The task. Copy out the lines below word for word, leaving out the pictures.

Records for the task.
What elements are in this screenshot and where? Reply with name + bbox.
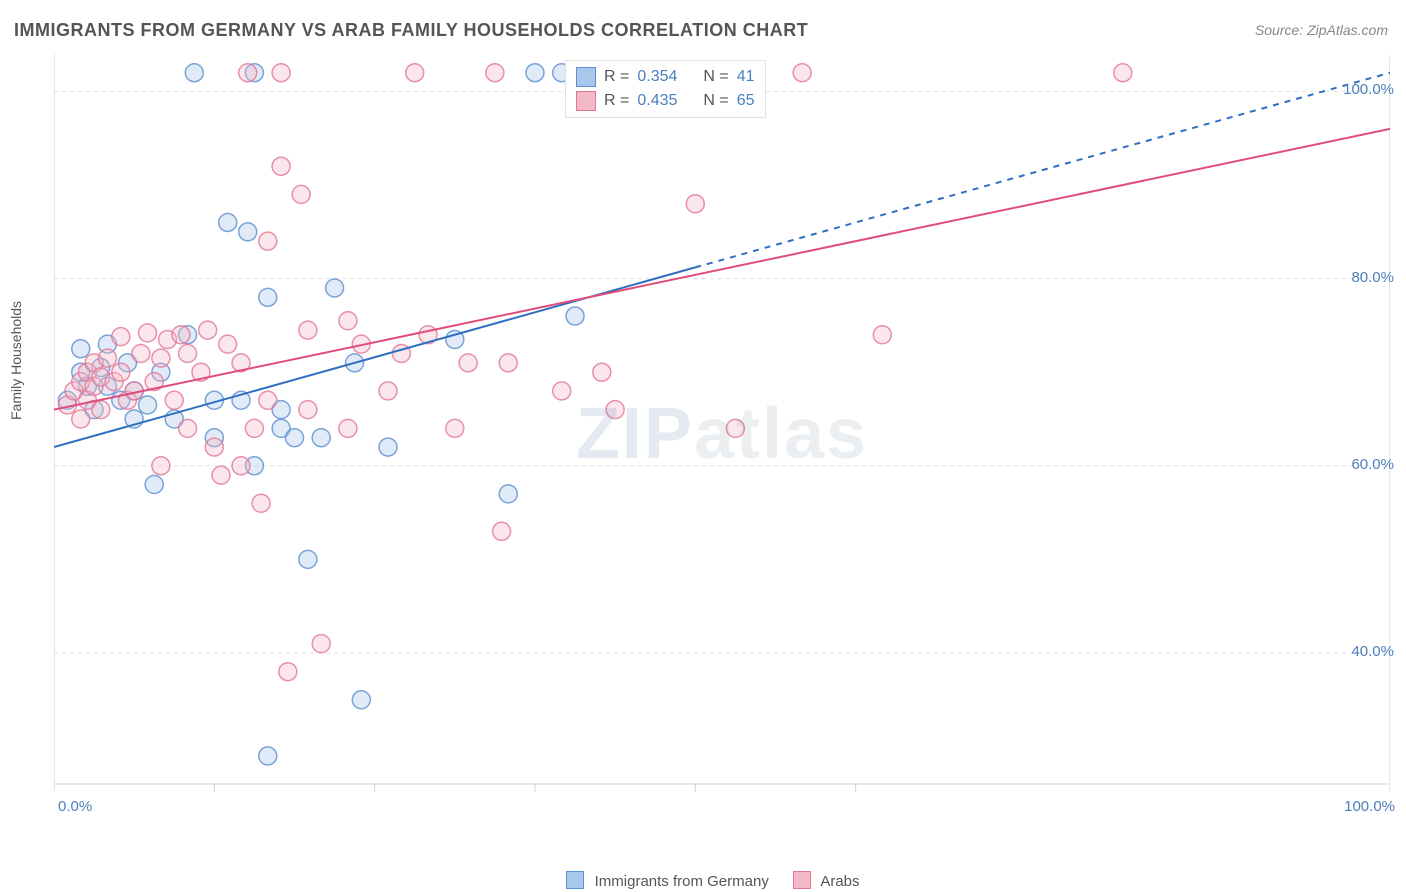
r-value-germany: 0.354 [637, 68, 677, 86]
y-tick-label: 40.0% [1334, 643, 1394, 660]
r-label: R = [604, 68, 629, 86]
chart-title: IMMIGRANTS FROM GERMANY VS ARAB FAMILY H… [14, 20, 808, 41]
series-swatch-arabs [793, 871, 811, 889]
source-attribution: Source: ZipAtlas.com [1255, 22, 1388, 38]
y-axis-label: Family Households [8, 301, 24, 420]
n-value-germany: 41 [737, 68, 755, 86]
legend-row-germany: R = 0.354 N = 41 [576, 65, 755, 89]
y-tick-label: 60.0% [1334, 456, 1394, 473]
n-label: N = [703, 68, 728, 86]
x-tick-label: 0.0% [58, 798, 92, 815]
r-value-arabs: 0.435 [637, 92, 677, 110]
n-label: N = [703, 92, 728, 110]
legend-swatch-germany [576, 67, 596, 87]
series-label-germany: Immigrants from Germany [595, 873, 769, 890]
legend-row-arabs: R = 0.435 N = 65 [576, 89, 755, 113]
scatter-plot-svg [54, 54, 1390, 814]
x-tick-label: 100.0% [1340, 798, 1395, 815]
y-tick-label: 100.0% [1334, 81, 1394, 98]
series-label-arabs: Arabs [820, 873, 859, 890]
series-legend: Immigrants from Germany Arabs [0, 871, 1406, 890]
correlation-legend: R = 0.354 N = 41 R = 0.435 N = 65 [565, 60, 766, 118]
y-tick-label: 80.0% [1334, 269, 1394, 286]
r-label: R = [604, 92, 629, 110]
chart-container: IMMIGRANTS FROM GERMANY VS ARAB FAMILY H… [0, 0, 1406, 892]
n-value-arabs: 65 [737, 92, 755, 110]
legend-swatch-arabs [576, 91, 596, 111]
series-swatch-germany [566, 871, 584, 889]
plot-area: ZIPatlas [54, 54, 1390, 814]
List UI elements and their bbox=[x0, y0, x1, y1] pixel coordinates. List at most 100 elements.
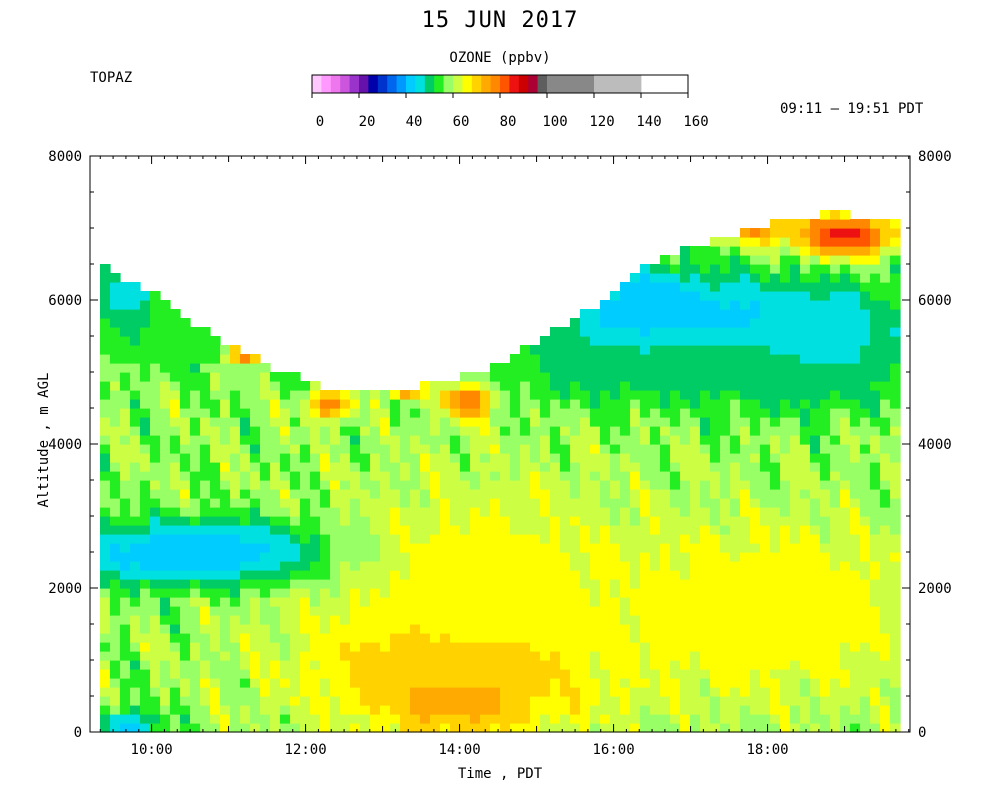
ozone-cell bbox=[610, 705, 621, 715]
ozone-cell bbox=[640, 435, 651, 445]
ozone-cell bbox=[560, 525, 571, 535]
ozone-cell bbox=[680, 417, 691, 427]
ozone-cell bbox=[260, 687, 271, 697]
ozone-cell bbox=[810, 678, 821, 688]
ozone-cell bbox=[700, 345, 711, 355]
ozone-cell bbox=[660, 408, 671, 418]
ozone-cell bbox=[440, 408, 451, 418]
ozone-cell bbox=[570, 390, 581, 400]
ozone-cell bbox=[300, 705, 311, 715]
ozone-cell bbox=[150, 705, 161, 715]
ozone-cell bbox=[220, 534, 231, 544]
ozone-cell bbox=[460, 678, 471, 688]
ozone-cell bbox=[790, 669, 801, 679]
ozone-cell bbox=[170, 642, 181, 652]
ozone-cell bbox=[340, 705, 351, 715]
ozone-cell bbox=[270, 705, 281, 715]
ozone-cell bbox=[700, 480, 711, 490]
ozone-cell bbox=[840, 633, 851, 643]
ozone-cell bbox=[630, 642, 641, 652]
ozone-cell bbox=[760, 408, 771, 418]
ozone-cell bbox=[680, 381, 691, 391]
ozone-cell bbox=[650, 543, 661, 553]
ozone-cell bbox=[160, 552, 171, 562]
ozone-cell bbox=[170, 453, 181, 463]
ozone-cell bbox=[100, 588, 111, 598]
ozone-cell bbox=[290, 642, 301, 652]
ozone-cell bbox=[330, 552, 341, 562]
ozone-cell bbox=[150, 498, 161, 508]
ozone-cell bbox=[680, 561, 691, 571]
ozone-cell bbox=[690, 399, 701, 409]
ozone-cell bbox=[240, 660, 251, 670]
ozone-cell bbox=[190, 408, 201, 418]
ozone-cell bbox=[740, 624, 751, 634]
ozone-cell bbox=[730, 291, 741, 301]
ozone-cell bbox=[590, 489, 601, 499]
ozone-cell bbox=[440, 714, 451, 724]
ozone-cell bbox=[180, 435, 191, 445]
ozone-cell bbox=[640, 372, 651, 382]
ozone-cell bbox=[420, 426, 431, 436]
ozone-cell bbox=[570, 372, 581, 382]
ozone-cell bbox=[210, 516, 221, 526]
ozone-cell bbox=[860, 345, 871, 355]
colorbar-swatch bbox=[368, 75, 379, 93]
ozone-cell bbox=[410, 714, 421, 724]
ozone-cell bbox=[860, 696, 871, 706]
ozone-cell bbox=[760, 363, 771, 373]
ozone-cell bbox=[580, 444, 591, 454]
ozone-cell bbox=[540, 507, 551, 517]
ozone-cell bbox=[260, 552, 271, 562]
ozone-cell bbox=[550, 642, 561, 652]
ozone-cell bbox=[320, 696, 331, 706]
ozone-cell bbox=[860, 651, 871, 661]
ozone-cell bbox=[820, 246, 831, 256]
ozone-cell bbox=[370, 633, 381, 643]
ozone-cell bbox=[730, 363, 741, 373]
ozone-cell bbox=[430, 606, 441, 616]
ozone-cell bbox=[890, 534, 901, 544]
ozone-cell bbox=[590, 579, 601, 589]
ozone-cell bbox=[490, 534, 501, 544]
ozone-cell bbox=[390, 534, 401, 544]
ozone-cell bbox=[810, 471, 821, 481]
ozone-cell bbox=[760, 426, 771, 436]
ozone-cell bbox=[200, 399, 211, 409]
ozone-cell bbox=[620, 372, 631, 382]
ozone-cell bbox=[740, 264, 751, 274]
ozone-cell bbox=[560, 480, 571, 490]
ozone-cell bbox=[880, 561, 891, 571]
ozone-cell bbox=[760, 687, 771, 697]
ozone-cell bbox=[410, 534, 421, 544]
ozone-cell bbox=[390, 480, 401, 490]
ozone-cell bbox=[840, 309, 851, 319]
ozone-cell bbox=[170, 606, 181, 616]
ozone-cell bbox=[190, 642, 201, 652]
ozone-cell bbox=[800, 570, 811, 580]
ozone-cell bbox=[670, 318, 681, 328]
ozone-cell bbox=[480, 660, 491, 670]
ozone-cell bbox=[130, 363, 141, 373]
ozone-cell bbox=[740, 426, 751, 436]
ozone-cell bbox=[270, 723, 281, 733]
ozone-cell bbox=[220, 705, 231, 715]
ozone-cell bbox=[760, 237, 771, 247]
ozone-cell bbox=[160, 561, 171, 571]
ozone-cell bbox=[160, 570, 171, 580]
ozone-cell bbox=[340, 579, 351, 589]
ozone-cell bbox=[210, 381, 221, 391]
ozone-cell bbox=[670, 534, 681, 544]
ozone-cell bbox=[630, 687, 641, 697]
ozone-cell bbox=[570, 345, 581, 355]
ozone-cell bbox=[750, 282, 761, 292]
ozone-cell bbox=[390, 678, 401, 688]
ozone-cell bbox=[420, 471, 431, 481]
ozone-cell bbox=[180, 597, 191, 607]
ozone-cell bbox=[690, 246, 701, 256]
ozone-cell bbox=[460, 615, 471, 625]
ozone-cell bbox=[230, 399, 241, 409]
ozone-cell bbox=[720, 669, 731, 679]
ozone-cell bbox=[160, 615, 171, 625]
ozone-cell bbox=[320, 444, 331, 454]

Result below.
What elements are in this screenshot and where? Reply with name + bbox.
r-value-germany: 0.354 [637, 68, 677, 86]
y-tick-label: 40.0% [1334, 643, 1394, 660]
r-label: R = [604, 68, 629, 86]
chart-title: IMMIGRANTS FROM GERMANY VS ARAB FAMILY H… [14, 20, 808, 41]
series-swatch-arabs [793, 871, 811, 889]
source-attribution: Source: ZipAtlas.com [1255, 22, 1388, 38]
y-axis-label: Family Households [8, 301, 24, 420]
n-value-germany: 41 [737, 68, 755, 86]
legend-row-germany: R = 0.354 N = 41 [576, 65, 755, 89]
y-tick-label: 60.0% [1334, 456, 1394, 473]
n-label: N = [703, 68, 728, 86]
x-tick-label: 0.0% [58, 798, 92, 815]
r-value-arabs: 0.435 [637, 92, 677, 110]
n-label: N = [703, 92, 728, 110]
legend-swatch-germany [576, 67, 596, 87]
series-label-germany: Immigrants from Germany [595, 873, 769, 890]
legend-row-arabs: R = 0.435 N = 65 [576, 89, 755, 113]
scatter-plot-svg [54, 54, 1390, 814]
x-tick-label: 100.0% [1340, 798, 1395, 815]
y-tick-label: 100.0% [1334, 81, 1394, 98]
series-label-arabs: Arabs [820, 873, 859, 890]
series-legend: Immigrants from Germany Arabs [0, 871, 1406, 890]
correlation-legend: R = 0.354 N = 41 R = 0.435 N = 65 [565, 60, 766, 118]
y-tick-label: 80.0% [1334, 269, 1394, 286]
r-label: R = [604, 92, 629, 110]
chart-container: IMMIGRANTS FROM GERMANY VS ARAB FAMILY H… [0, 0, 1406, 892]
n-value-arabs: 65 [737, 92, 755, 110]
legend-swatch-arabs [576, 91, 596, 111]
series-swatch-germany [566, 871, 584, 889]
plot-area: ZIPatlas [54, 54, 1390, 814]
List UI elements and their bbox=[x0, y0, x1, y1] pixel coordinates. List at most 100 elements.
ozone-cell bbox=[610, 705, 621, 715]
ozone-cell bbox=[640, 435, 651, 445]
ozone-cell bbox=[560, 525, 571, 535]
ozone-cell bbox=[680, 417, 691, 427]
ozone-cell bbox=[260, 687, 271, 697]
ozone-cell bbox=[810, 678, 821, 688]
ozone-cell bbox=[700, 345, 711, 355]
ozone-cell bbox=[660, 408, 671, 418]
ozone-cell bbox=[440, 408, 451, 418]
ozone-cell bbox=[570, 390, 581, 400]
ozone-cell bbox=[300, 705, 311, 715]
ozone-cell bbox=[150, 705, 161, 715]
ozone-cell bbox=[220, 534, 231, 544]
ozone-cell bbox=[460, 678, 471, 688]
ozone-cell bbox=[790, 669, 801, 679]
ozone-cell bbox=[170, 642, 181, 652]
ozone-cell bbox=[340, 705, 351, 715]
ozone-cell bbox=[270, 705, 281, 715]
ozone-cell bbox=[700, 480, 711, 490]
ozone-cell bbox=[840, 633, 851, 643]
ozone-cell bbox=[630, 642, 641, 652]
ozone-cell bbox=[760, 408, 771, 418]
ozone-cell bbox=[680, 381, 691, 391]
ozone-cell bbox=[650, 543, 661, 553]
ozone-cell bbox=[160, 552, 171, 562]
ozone-cell bbox=[170, 453, 181, 463]
ozone-cell bbox=[100, 588, 111, 598]
ozone-cell bbox=[290, 642, 301, 652]
ozone-cell bbox=[330, 552, 341, 562]
ozone-cell bbox=[150, 498, 161, 508]
ozone-cell bbox=[680, 561, 691, 571]
ozone-cell bbox=[690, 399, 701, 409]
ozone-cell bbox=[240, 660, 251, 670]
ozone-cell bbox=[190, 408, 201, 418]
ozone-cell bbox=[740, 624, 751, 634]
ozone-cell bbox=[730, 291, 741, 301]
ozone-cell bbox=[590, 489, 601, 499]
ozone-cell bbox=[440, 714, 451, 724]
ozone-cell bbox=[180, 435, 191, 445]
ozone-cell bbox=[640, 372, 651, 382]
ozone-cell bbox=[420, 426, 431, 436]
ozone-cell bbox=[570, 372, 581, 382]
ozone-cell bbox=[210, 516, 221, 526]
ozone-cell bbox=[860, 345, 871, 355]
colorbar-swatch bbox=[368, 75, 379, 93]
ozone-cell bbox=[410, 714, 421, 724]
ozone-cell bbox=[860, 696, 871, 706]
ozone-cell bbox=[760, 363, 771, 373]
ozone-cell bbox=[580, 444, 591, 454]
ozone-cell bbox=[540, 507, 551, 517]
ozone-cell bbox=[260, 552, 271, 562]
ozone-cell bbox=[550, 642, 561, 652]
ozone-cell bbox=[320, 696, 331, 706]
ozone-cell bbox=[860, 651, 871, 661]
ozone-cell bbox=[820, 246, 831, 256]
ozone-cell bbox=[370, 633, 381, 643]
ozone-cell bbox=[730, 363, 741, 373]
ozone-cell bbox=[430, 606, 441, 616]
ozone-cell bbox=[890, 534, 901, 544]
ozone-cell bbox=[590, 579, 601, 589]
ozone-cell bbox=[490, 534, 501, 544]
ozone-cell bbox=[390, 534, 401, 544]
ozone-cell bbox=[810, 471, 821, 481]
ozone-cell bbox=[760, 426, 771, 436]
ozone-cell bbox=[200, 399, 211, 409]
ozone-cell bbox=[620, 372, 631, 382]
ozone-cell bbox=[740, 264, 751, 274]
ozone-cell bbox=[560, 480, 571, 490]
ozone-cell bbox=[880, 561, 891, 571]
ozone-cell bbox=[760, 687, 771, 697]
ozone-cell bbox=[410, 534, 421, 544]
ozone-cell bbox=[390, 480, 401, 490]
ozone-cell bbox=[840, 309, 851, 319]
ozone-cell bbox=[170, 606, 181, 616]
ozone-cell bbox=[190, 642, 201, 652]
ozone-cell bbox=[800, 570, 811, 580]
ozone-cell bbox=[670, 318, 681, 328]
ozone-cell bbox=[480, 660, 491, 670]
ozone-cell bbox=[130, 363, 141, 373]
ozone-cell bbox=[740, 426, 751, 436]
ozone-cell bbox=[270, 723, 281, 733]
ozone-cell bbox=[220, 705, 231, 715]
ozone-cell bbox=[760, 237, 771, 247]
ozone-cell bbox=[160, 561, 171, 571]
ozone-cell bbox=[160, 570, 171, 580]
ozone-cell bbox=[340, 579, 351, 589]
ozone-cell bbox=[210, 381, 221, 391]
ozone-cell bbox=[670, 534, 681, 544]
ozone-cell bbox=[630, 687, 641, 697]
ozone-cell bbox=[570, 345, 581, 355]
ozone-cell bbox=[750, 282, 761, 292]
ozone-cell bbox=[390, 678, 401, 688]
ozone-cell bbox=[420, 471, 431, 481]
ozone-cell bbox=[180, 597, 191, 607]
ozone-cell bbox=[690, 246, 701, 256]
ozone-cell bbox=[460, 615, 471, 625]
ozone-cell bbox=[230, 399, 241, 409]
ozone-cell bbox=[720, 669, 731, 679]
ozone-cell bbox=[160, 615, 171, 625]
ozone-cell bbox=[320, 444, 331, 454]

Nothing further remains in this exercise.